Check each line of the material below for "this", then copy the ones that contain it.

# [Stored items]
--*--
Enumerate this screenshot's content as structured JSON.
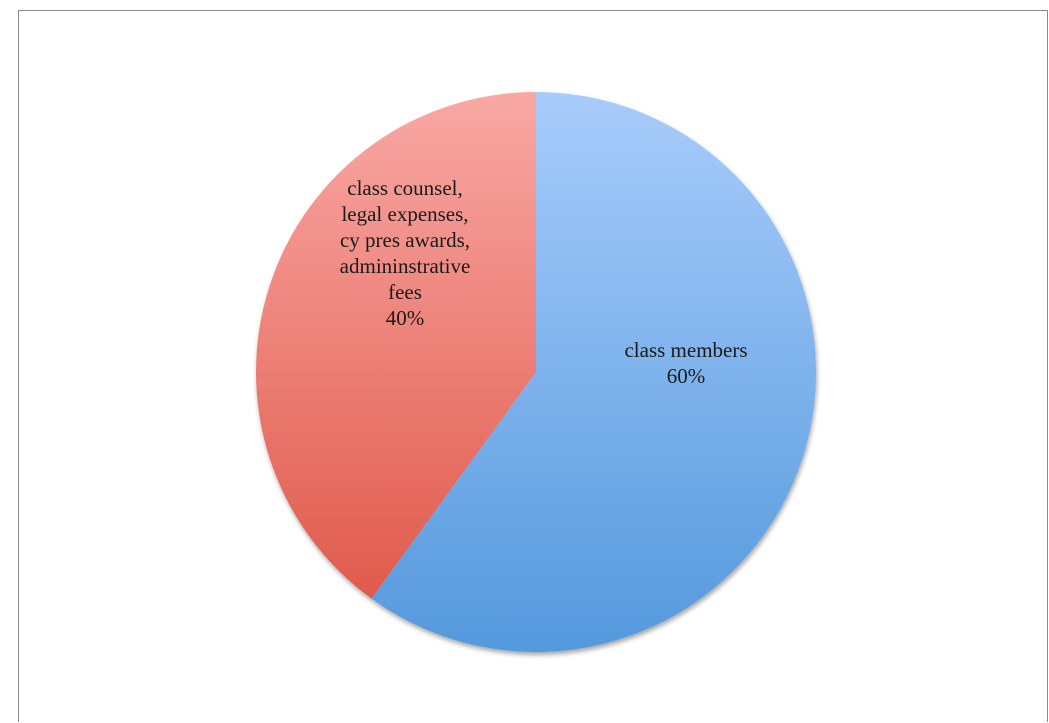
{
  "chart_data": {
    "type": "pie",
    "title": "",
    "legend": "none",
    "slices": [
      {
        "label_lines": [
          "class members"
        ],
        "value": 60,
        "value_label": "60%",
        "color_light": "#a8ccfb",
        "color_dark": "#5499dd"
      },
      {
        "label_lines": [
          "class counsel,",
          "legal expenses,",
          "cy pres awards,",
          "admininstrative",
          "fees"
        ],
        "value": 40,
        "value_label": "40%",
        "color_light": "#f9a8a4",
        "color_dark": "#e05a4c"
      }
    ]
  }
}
--*--
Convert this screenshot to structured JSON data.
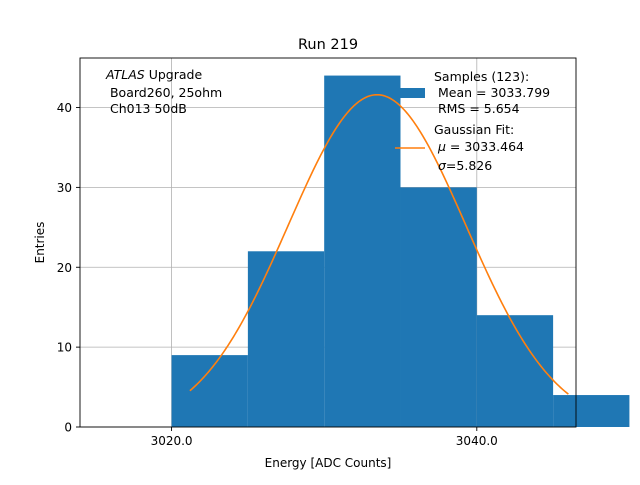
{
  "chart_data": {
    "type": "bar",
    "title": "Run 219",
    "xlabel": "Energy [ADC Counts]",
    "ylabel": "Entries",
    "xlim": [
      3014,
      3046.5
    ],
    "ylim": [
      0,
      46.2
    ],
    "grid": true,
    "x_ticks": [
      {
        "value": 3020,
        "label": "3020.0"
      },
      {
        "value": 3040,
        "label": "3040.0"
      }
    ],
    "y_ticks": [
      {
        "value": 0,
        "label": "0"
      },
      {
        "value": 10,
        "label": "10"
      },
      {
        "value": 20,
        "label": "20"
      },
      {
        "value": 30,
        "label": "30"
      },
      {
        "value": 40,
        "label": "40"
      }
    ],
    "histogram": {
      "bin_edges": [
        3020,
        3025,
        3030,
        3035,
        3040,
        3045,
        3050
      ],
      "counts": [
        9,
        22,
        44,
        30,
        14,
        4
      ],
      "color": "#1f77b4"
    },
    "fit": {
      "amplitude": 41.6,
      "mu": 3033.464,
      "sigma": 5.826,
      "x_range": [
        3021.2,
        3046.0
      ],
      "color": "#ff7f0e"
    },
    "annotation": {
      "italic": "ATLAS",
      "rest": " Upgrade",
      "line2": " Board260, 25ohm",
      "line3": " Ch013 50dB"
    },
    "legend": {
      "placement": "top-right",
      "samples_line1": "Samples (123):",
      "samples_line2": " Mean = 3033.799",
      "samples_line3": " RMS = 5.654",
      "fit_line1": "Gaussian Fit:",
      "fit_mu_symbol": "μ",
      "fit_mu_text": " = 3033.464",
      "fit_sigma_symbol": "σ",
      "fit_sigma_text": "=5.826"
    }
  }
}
--*--
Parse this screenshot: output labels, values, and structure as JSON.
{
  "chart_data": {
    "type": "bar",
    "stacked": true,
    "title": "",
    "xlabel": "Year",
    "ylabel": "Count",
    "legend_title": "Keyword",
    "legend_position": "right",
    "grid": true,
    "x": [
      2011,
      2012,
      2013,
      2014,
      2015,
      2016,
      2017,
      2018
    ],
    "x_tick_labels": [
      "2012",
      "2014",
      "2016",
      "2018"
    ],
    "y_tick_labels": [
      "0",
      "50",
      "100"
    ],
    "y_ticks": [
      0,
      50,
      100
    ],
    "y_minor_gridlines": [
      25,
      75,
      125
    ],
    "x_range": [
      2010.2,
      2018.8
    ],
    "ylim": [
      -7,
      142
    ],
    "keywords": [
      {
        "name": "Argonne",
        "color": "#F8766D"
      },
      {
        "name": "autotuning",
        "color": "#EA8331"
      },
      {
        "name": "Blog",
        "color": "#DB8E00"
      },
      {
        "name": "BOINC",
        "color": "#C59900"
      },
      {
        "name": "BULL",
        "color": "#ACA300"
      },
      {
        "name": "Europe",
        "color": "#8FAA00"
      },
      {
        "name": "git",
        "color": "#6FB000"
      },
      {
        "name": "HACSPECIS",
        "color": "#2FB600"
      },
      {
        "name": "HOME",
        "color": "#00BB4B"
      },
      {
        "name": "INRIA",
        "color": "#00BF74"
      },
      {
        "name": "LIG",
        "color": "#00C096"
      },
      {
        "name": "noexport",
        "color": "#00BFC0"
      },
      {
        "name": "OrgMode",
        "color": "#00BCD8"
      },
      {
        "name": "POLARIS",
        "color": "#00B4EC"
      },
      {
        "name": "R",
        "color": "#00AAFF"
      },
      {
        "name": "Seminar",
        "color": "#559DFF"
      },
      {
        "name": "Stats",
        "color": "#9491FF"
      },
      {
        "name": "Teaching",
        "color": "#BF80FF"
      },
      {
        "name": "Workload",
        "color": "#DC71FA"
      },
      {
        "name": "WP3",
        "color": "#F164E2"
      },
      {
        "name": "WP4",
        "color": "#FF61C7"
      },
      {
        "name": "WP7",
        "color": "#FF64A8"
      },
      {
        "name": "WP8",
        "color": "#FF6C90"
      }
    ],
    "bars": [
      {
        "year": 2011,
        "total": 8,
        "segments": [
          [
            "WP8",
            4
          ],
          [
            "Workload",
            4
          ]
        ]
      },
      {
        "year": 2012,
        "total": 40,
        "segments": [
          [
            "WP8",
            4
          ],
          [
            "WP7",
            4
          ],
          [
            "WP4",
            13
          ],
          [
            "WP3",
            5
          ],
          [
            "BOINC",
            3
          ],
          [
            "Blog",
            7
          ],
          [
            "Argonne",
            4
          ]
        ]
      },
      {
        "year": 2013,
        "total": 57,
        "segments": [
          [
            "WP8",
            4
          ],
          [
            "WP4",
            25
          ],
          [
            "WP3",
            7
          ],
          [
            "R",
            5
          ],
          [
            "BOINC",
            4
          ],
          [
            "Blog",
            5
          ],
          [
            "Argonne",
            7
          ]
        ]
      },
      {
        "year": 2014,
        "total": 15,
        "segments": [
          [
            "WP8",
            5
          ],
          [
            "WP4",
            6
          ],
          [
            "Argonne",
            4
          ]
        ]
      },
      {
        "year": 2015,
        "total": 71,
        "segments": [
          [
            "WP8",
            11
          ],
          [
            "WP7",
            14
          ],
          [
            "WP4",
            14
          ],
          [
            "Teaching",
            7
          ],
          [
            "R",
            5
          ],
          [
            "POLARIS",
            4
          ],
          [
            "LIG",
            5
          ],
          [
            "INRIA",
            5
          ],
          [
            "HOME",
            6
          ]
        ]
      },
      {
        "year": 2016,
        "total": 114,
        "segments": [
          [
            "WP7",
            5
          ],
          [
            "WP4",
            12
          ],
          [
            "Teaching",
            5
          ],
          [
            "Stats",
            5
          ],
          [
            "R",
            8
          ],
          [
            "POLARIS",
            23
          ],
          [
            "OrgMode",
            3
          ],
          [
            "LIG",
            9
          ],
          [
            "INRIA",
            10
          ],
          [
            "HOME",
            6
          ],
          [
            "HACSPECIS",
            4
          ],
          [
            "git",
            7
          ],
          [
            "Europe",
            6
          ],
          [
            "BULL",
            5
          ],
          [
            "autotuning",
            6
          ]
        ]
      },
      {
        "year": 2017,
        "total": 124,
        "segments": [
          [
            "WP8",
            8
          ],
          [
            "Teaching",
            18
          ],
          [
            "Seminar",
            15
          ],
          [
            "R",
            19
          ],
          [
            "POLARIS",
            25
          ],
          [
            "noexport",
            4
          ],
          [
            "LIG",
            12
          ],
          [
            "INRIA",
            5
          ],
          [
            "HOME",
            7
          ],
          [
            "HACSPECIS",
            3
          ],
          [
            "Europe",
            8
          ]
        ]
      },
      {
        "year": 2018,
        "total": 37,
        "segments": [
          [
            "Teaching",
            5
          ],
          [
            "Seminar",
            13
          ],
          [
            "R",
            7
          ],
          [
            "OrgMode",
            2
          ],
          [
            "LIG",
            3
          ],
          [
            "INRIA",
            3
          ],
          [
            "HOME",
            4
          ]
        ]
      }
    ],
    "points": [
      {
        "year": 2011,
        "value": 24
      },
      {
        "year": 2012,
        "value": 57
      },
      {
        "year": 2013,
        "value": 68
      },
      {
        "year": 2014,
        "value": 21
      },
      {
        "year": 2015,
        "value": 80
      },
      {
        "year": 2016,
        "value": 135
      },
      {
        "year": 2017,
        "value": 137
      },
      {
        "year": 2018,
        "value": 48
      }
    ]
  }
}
--*--
# [ANSWER TO THE EXERCISE]
Enumerate this screenshot's content as structured JSON.
Convert this screenshot to structured JSON data.
Parse this screenshot: output labels, values, and structure as JSON.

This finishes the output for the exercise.